[BEGIN DATA ROWS]

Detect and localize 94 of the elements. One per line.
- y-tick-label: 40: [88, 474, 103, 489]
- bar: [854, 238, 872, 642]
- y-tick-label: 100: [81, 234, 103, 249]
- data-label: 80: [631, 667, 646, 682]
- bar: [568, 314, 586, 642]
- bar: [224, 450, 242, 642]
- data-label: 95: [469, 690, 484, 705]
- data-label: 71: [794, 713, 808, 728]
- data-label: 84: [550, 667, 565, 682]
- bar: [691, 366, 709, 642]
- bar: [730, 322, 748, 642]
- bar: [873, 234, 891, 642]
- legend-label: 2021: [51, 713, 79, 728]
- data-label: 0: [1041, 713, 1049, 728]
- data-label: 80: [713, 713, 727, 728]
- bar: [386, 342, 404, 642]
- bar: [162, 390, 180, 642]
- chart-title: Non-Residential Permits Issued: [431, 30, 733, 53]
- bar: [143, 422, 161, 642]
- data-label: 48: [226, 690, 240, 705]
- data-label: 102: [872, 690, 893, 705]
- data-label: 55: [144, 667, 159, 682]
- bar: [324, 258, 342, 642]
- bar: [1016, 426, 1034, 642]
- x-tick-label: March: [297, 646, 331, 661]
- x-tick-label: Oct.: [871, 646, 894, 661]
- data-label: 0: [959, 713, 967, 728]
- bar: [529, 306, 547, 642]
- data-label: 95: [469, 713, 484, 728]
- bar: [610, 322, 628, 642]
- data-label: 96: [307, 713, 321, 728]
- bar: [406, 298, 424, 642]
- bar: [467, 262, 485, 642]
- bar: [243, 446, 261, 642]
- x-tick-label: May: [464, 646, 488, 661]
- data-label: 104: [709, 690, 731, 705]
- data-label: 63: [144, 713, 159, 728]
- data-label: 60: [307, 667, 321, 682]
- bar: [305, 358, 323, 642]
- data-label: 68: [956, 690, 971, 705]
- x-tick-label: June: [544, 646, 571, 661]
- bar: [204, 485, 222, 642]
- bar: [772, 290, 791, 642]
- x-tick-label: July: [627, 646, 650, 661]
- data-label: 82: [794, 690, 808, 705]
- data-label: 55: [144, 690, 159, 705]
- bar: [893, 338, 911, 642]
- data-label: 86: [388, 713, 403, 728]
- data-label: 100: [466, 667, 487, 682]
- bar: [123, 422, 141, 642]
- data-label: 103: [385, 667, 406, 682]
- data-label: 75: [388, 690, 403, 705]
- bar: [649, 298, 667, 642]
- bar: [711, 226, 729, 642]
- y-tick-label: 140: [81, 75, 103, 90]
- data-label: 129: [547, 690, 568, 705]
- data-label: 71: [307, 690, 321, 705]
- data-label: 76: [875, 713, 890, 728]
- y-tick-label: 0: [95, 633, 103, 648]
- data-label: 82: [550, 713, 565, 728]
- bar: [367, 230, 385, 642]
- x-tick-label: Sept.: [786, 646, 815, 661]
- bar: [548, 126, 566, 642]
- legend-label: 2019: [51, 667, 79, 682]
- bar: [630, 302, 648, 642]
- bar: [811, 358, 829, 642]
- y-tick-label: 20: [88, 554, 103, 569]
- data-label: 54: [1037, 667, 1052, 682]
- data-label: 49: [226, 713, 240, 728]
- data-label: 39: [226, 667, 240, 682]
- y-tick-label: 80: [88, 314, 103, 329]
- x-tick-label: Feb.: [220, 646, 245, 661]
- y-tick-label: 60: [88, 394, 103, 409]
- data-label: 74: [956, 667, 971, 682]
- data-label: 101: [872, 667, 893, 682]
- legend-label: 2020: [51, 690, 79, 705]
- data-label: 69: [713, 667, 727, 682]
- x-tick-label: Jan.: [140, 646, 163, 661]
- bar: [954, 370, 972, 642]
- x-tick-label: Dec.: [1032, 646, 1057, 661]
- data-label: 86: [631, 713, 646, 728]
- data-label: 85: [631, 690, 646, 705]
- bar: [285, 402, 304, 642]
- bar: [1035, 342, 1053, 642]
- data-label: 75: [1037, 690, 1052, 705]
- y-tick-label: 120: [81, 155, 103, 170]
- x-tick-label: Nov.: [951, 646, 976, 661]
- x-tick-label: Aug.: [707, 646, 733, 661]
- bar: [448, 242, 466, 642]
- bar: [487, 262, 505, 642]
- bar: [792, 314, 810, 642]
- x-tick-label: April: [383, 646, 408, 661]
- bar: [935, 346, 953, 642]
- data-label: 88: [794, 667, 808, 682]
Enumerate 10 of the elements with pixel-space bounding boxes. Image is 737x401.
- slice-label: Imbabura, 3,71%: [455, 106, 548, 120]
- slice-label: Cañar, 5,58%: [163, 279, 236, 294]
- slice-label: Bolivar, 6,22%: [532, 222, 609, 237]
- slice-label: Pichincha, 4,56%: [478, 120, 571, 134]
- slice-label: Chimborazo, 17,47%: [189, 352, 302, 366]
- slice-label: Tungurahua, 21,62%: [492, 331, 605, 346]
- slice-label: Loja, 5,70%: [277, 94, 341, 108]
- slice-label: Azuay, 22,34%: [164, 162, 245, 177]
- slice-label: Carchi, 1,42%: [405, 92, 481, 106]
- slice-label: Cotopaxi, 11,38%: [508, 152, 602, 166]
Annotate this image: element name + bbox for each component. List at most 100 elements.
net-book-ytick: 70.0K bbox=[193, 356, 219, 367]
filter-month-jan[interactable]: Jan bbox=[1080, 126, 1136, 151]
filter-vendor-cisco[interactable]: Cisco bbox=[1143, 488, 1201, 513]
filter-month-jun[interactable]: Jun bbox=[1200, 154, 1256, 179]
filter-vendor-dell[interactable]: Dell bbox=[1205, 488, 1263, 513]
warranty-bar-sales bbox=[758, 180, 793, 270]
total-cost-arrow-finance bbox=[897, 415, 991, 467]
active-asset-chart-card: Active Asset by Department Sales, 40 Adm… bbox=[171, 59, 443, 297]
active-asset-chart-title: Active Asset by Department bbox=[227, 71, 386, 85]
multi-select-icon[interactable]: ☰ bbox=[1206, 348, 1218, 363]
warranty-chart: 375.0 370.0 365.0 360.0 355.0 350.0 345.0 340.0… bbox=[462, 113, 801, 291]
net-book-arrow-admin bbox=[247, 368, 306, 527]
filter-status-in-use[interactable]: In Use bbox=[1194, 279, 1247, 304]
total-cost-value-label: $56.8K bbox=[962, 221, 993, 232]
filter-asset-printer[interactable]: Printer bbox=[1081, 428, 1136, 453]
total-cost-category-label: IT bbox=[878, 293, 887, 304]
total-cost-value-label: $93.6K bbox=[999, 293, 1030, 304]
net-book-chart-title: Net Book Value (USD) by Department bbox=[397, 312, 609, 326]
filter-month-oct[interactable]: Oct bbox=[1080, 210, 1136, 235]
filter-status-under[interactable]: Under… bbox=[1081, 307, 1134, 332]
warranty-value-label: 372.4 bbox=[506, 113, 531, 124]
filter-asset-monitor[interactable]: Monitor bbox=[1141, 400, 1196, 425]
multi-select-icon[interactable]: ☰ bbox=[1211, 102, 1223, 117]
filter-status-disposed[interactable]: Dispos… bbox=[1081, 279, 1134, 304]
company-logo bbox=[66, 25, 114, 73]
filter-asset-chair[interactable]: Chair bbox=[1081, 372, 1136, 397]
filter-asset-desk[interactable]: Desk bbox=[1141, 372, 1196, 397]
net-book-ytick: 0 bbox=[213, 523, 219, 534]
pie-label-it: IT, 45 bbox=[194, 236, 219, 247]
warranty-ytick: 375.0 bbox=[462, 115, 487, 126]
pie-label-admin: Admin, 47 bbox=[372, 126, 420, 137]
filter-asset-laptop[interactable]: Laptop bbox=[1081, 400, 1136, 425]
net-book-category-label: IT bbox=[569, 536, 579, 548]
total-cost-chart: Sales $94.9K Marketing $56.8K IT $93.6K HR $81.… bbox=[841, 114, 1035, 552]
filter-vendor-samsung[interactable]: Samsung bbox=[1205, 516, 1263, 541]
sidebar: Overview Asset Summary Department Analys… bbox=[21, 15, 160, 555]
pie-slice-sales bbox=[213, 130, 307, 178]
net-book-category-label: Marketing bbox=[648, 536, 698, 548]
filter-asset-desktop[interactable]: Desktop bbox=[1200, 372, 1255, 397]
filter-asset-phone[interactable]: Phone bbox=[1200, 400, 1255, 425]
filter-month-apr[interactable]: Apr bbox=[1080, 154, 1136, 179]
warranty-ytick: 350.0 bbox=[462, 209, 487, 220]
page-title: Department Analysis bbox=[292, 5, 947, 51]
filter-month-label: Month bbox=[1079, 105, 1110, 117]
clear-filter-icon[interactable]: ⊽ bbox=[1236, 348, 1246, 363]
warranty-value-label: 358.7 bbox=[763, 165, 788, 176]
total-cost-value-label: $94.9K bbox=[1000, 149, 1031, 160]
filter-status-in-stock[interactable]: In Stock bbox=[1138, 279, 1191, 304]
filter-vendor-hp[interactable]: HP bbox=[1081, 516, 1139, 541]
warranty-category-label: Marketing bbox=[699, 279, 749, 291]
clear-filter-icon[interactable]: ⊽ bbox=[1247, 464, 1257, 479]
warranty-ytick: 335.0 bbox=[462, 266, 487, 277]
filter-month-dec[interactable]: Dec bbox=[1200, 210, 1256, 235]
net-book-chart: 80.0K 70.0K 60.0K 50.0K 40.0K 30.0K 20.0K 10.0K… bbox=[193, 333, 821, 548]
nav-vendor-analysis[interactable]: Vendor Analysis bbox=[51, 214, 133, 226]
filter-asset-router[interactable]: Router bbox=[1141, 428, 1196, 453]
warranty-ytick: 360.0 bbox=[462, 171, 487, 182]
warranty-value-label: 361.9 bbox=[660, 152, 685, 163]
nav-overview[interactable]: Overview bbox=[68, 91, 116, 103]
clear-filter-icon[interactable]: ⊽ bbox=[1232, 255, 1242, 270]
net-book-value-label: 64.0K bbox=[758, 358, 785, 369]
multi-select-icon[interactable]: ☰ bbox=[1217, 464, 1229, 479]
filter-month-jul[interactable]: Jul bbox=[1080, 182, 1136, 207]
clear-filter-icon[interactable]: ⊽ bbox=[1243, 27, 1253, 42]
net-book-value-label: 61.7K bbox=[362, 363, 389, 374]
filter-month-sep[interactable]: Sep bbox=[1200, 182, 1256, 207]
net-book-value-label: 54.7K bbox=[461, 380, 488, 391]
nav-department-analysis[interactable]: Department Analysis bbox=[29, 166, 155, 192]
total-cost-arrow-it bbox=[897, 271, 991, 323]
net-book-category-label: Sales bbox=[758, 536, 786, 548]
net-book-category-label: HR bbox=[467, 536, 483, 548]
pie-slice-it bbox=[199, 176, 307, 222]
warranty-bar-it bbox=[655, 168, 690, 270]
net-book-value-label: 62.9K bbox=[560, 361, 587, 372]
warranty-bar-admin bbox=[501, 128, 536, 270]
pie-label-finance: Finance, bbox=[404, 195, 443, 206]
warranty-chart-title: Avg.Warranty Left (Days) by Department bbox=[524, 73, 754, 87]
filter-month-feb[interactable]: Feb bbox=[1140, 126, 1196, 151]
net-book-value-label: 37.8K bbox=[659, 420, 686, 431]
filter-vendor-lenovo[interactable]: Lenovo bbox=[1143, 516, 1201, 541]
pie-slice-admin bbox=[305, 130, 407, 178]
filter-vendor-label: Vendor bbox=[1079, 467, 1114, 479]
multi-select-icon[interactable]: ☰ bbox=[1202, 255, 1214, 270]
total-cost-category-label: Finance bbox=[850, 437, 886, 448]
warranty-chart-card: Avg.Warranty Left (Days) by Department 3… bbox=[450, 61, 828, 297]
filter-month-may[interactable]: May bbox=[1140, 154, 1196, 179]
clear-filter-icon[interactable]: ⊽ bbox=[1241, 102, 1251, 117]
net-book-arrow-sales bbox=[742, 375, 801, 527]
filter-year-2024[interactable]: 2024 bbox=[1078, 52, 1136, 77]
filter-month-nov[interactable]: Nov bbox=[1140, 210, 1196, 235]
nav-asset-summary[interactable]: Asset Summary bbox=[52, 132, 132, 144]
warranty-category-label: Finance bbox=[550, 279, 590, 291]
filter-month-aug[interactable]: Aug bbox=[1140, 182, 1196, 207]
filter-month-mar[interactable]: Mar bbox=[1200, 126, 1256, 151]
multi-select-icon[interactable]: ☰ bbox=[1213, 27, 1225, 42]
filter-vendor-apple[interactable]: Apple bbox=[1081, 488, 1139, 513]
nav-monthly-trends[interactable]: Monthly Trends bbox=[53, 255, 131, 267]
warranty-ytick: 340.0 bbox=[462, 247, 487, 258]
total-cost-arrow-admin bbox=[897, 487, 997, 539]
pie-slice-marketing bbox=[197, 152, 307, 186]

[END DATA ROWS]

### PROBLEM
Quote the material word for word, from its first line through the line containing "- data-label: 102: [872, 690, 893, 705]", including both of those lines.

### TASK RESPONSE
Detect and localize 94 of the elements. One per line.
- y-tick-label: 40: [88, 474, 103, 489]
- bar: [854, 238, 872, 642]
- y-tick-label: 100: [81, 234, 103, 249]
- data-label: 80: [631, 667, 646, 682]
- bar: [568, 314, 586, 642]
- bar: [224, 450, 242, 642]
- data-label: 95: [469, 690, 484, 705]
- data-label: 71: [794, 713, 808, 728]
- data-label: 84: [550, 667, 565, 682]
- bar: [691, 366, 709, 642]
- bar: [730, 322, 748, 642]
- bar: [873, 234, 891, 642]
- legend-label: 2021: [51, 713, 79, 728]
- data-label: 0: [1041, 713, 1049, 728]
- data-label: 80: [713, 713, 727, 728]
- bar: [386, 342, 404, 642]
- bar: [162, 390, 180, 642]
- chart-title: Non-Residential Permits Issued: [431, 30, 733, 53]
- bar: [143, 422, 161, 642]
- data-label: 48: [226, 690, 240, 705]
- data-label: 102: [872, 690, 893, 705]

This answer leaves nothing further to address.